Output the full listing word for word.

•••••

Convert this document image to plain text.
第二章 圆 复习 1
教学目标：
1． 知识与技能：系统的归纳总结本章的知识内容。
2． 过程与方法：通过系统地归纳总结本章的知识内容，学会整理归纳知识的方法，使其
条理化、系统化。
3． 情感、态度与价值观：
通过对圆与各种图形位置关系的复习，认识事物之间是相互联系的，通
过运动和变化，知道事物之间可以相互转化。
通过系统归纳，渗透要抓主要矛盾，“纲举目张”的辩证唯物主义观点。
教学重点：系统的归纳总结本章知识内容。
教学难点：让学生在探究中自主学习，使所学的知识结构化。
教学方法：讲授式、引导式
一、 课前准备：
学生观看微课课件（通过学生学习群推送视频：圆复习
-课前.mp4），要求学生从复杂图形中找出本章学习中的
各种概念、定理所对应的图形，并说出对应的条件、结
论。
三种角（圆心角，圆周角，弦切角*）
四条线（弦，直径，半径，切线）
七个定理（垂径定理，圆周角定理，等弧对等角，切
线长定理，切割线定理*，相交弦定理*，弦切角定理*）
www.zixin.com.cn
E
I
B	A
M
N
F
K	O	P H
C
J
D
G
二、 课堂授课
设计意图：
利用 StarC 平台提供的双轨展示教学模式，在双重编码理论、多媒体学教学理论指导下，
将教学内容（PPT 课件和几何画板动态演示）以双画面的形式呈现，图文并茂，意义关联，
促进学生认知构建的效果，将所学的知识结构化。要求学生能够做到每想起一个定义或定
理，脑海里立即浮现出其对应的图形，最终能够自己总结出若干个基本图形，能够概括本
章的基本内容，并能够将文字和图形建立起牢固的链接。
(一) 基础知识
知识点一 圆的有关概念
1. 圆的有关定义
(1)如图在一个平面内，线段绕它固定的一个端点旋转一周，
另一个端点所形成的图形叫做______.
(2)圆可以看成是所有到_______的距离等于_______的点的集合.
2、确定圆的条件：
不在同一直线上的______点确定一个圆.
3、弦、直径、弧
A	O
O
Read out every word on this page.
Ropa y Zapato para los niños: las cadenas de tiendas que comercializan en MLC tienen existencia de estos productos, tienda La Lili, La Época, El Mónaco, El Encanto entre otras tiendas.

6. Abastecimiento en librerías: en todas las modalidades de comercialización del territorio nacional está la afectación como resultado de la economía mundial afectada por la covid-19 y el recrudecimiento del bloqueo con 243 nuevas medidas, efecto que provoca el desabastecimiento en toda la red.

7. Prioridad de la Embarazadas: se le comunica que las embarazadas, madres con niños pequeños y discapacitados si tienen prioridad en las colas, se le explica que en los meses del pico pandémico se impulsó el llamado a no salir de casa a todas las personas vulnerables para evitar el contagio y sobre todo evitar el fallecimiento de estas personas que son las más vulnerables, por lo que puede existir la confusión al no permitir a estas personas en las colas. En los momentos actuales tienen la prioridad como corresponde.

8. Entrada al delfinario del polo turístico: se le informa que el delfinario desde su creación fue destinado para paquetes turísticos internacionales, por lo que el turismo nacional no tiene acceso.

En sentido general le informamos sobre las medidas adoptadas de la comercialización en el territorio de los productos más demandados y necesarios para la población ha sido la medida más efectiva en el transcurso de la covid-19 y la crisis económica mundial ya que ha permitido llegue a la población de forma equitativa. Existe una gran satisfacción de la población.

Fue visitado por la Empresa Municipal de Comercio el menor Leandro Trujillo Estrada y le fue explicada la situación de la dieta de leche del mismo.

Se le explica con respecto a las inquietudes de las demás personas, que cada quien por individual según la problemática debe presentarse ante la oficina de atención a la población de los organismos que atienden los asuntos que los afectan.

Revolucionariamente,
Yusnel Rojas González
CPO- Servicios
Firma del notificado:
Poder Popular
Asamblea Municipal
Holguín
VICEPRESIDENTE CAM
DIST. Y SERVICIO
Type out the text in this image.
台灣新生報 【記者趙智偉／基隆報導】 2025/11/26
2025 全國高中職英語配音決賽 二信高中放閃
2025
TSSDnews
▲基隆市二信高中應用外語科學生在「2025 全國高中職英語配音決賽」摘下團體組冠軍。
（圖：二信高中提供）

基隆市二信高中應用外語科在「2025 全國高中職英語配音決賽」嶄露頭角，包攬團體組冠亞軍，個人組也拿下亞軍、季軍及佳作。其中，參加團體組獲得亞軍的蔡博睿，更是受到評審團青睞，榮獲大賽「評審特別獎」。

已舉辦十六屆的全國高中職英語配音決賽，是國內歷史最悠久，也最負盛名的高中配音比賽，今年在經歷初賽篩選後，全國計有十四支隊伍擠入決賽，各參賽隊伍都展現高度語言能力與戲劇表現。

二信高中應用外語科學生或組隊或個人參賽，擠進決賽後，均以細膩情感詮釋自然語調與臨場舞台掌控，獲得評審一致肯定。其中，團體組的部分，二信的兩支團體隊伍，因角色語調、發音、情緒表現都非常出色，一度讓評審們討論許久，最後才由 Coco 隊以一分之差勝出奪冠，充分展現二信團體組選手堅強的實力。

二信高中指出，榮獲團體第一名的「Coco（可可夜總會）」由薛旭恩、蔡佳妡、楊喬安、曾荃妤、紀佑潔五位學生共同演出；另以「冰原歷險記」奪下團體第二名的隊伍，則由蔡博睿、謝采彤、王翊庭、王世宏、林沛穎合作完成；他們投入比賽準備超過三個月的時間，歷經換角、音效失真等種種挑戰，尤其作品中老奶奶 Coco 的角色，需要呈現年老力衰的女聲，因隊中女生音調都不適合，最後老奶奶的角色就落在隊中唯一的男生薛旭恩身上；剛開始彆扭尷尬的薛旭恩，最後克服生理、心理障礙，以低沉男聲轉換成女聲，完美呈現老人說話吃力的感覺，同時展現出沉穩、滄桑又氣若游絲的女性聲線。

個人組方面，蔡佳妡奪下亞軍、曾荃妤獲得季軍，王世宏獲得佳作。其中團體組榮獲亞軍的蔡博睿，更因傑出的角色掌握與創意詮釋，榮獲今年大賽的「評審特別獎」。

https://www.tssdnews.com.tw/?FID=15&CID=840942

•••••

> TASK RESPONSE:
Convert this document image to plain text.
第二章 圆 复习 1
教学目标：
1． 知识与技能：系统的归纳总结本章的知识内容。
2． 过程与方法：通过系统地归纳总结本章的知识内容，学会整理归纳知识的方法，使其
条理化、系统化。
3． 情感、态度与价值观：
通过对圆与各种图形位置关系的复习，认识事物之间是相互联系的，通
过运动和变化，知道事物之间可以相互转化。
通过系统归纳，渗透要抓主要矛盾，“纲举目张”的辩证唯物主义观点。
教学重点：系统的归纳总结本章知识内容。
教学难点：让学生在探究中自主学习，使所学的知识结构化。
教学方法：讲授式、引导式
一、 课前准备：
学生观看微课课件（通过学生学习群推送视频：圆复习
-课前.mp4），要求学生从复杂图形中找出本章学习中的
各种概念、定理所对应的图形，并说出对应的条件、结
论。
三种角（圆心角，圆周角，弦切角*）
四条线（弦，直径，半径，切线）
七个定理（垂径定理，圆周角定理，等弧对等角，切
线长定理，切割线定理*，相交弦定理*，弦切角定理*）
www.zixin.com.cn
E
I
B	A
M
N
F
K	O	P H
C
J
D
G
二、 课堂授课
设计意图：
利用 StarC 平台提供的双轨展示教学模式，在双重编码理论、多媒体学教学理论指导下，
将教学内容（PPT 课件和几何画板动态演示）以双画面的形式呈现，图文并茂，意义关联，
促进学生认知构建的效果，将所学的知识结构化。要求学生能够做到每想起一个定义或定
理，脑海里立即浮现出其对应的图形，最终能够自己总结出若干个基本图形，能够概括本
章的基本内容，并能够将文字和图形建立起牢固的链接。
(一) 基础知识
知识点一 圆的有关概念
1. 圆的有关定义
(1)如图在一个平面内，线段绕它固定的一个端点旋转一周，
另一个端点所形成的图形叫做______.
(2)圆可以看成是所有到_______的距离等于_______的点的集合.
2、确定圆的条件：
不在同一直线上的______点确定一个圆.
3、弦、直径、弧
A	O
O
Read out every word on this page.
Ropa y Zapato para los niños: las cadenas de tiendas que comercializan en MLC tienen existencia de estos productos, tienda La Lili, La Época, El Mónaco, El Encanto entre otras tiendas.

6. Abastecimiento en librerías: en todas las modalidades de comercialización del territorio nacional está la afectación como resultado de la economía mundial afectada por la covid-19 y el recrudecimiento del bloqueo con 243 nuevas medidas, efecto que provoca el desabastecimiento en toda la red.

7. Prioridad de la Embarazadas: se le comunica que las embarazadas, madres con niños pequeños y discapacitados si tienen prioridad en las colas, se le explica que en los meses del pico pandémico se impulsó el llamado a no salir de casa a todas las personas vulnerables para evitar el contagio y sobre todo evitar el fallecimiento de estas personas que son las más vulnerables, por lo que puede existir la confusión al no permitir a estas personas en las colas. En los momentos actuales tienen la prioridad como corresponde.

8. Entrada al delfinario del polo turístico: se le informa que el delfinario desde su creación fue destinado para paquetes turísticos internacionales, por lo que el turismo nacional no tiene acceso.

En sentido general le informamos sobre las medidas adoptadas de la comercialización en el territorio de los productos más demandados y necesarios para la población ha sido la medida más efectiva en el transcurso de la covid-19 y la crisis económica mundial ya que ha permitido llegue a la población de forma equitativa. Existe una gran satisfacción de la población.

Fue visitado por la Empresa Municipal de Comercio el menor Leandro Trujillo Estrada y le fue explicada la situación de la dieta de leche del mismo.

Se le explica con respecto a las inquietudes de las demás personas, que cada quien por individual según la problemática debe presentarse ante la oficina de atención a la población de los organismos que atienden los asuntos que los afectan.

Revolucionariamente,
Yusnel Rojas González
CPO- Servicios
Firma del notificado:
Poder Popular
Asamblea Municipal
Holguín
VICEPRESIDENTE CAM
DIST. Y SERVICIO
Type out the text in this image.
台灣新生報 【記者趙智偉／基隆報導】 2025/11/26
2025 全國高中職英語配音決賽 二信高中放閃
2025
TSSDnews
▲基隆市二信高中應用外語科學生在「2025 全國高中職英語配音決賽」摘下團體組冠軍。
（圖：二信高中提供）

基隆市二信高中應用外語科在「2025 全國高中職英語配音決賽」嶄露頭角，包攬團體組冠亞軍，個人組也拿下亞軍、季軍及佳作。其中，參加團體組獲得亞軍的蔡博睿，更是受到評審團青睞，榮獲大賽「評審特別獎」。

已舉辦十六屆的全國高中職英語配音決賽，是國內歷史最悠久，也最負盛名的高中配音比賽，今年在經歷初賽篩選後，全國計有十四支隊伍擠入決賽，各參賽隊伍都展現高度語言能力與戲劇表現。

二信高中應用外語科學生或組隊或個人參賽，擠進決賽後，均以細膩情感詮釋自然語調與臨場舞台掌控，獲得評審一致肯定。其中，團體組的部分，二信的兩支團體隊伍，因角色語調、發音、情緒表現都非常出色，一度讓評審們討論許久，最後才由 Coco 隊以一分之差勝出奪冠，充分展現二信團體組選手堅強的實力。

二信高中指出，榮獲團體第一名的「Coco（可可夜總會）」由薛旭恩、蔡佳妡、楊喬安、曾荃妤、紀佑潔五位學生共同演出；另以「冰原歷險記」奪下團體第二名的隊伍，則由蔡博睿、謝采彤、王翊庭、王世宏、林沛穎合作完成；他們投入比賽準備超過三個月的時間，歷經換角、音效失真等種種挑戰，尤其作品中老奶奶 Coco 的角色，需要呈現年老力衰的女聲，因隊中女生音調都不適合，最後老奶奶的角色就落在隊中唯一的男生薛旭恩身上；剛開始彆扭尷尬的薛旭恩，最後克服生理、心理障礙，以低沉男聲轉換成女聲，完美呈現老人說話吃力的感覺，同時展現出沉穩、滄桑又氣若游絲的女性聲線。

個人組方面，蔡佳妡奪下亞軍、曾荃妤獲得季軍，王世宏獲得佳作。其中團體組榮獲亞軍的蔡博睿，更因傑出的角色掌握與創意詮釋，榮獲今年大賽的「評審特別獎」。

https://www.tssdnews.com.tw/?FID=15&CID=840942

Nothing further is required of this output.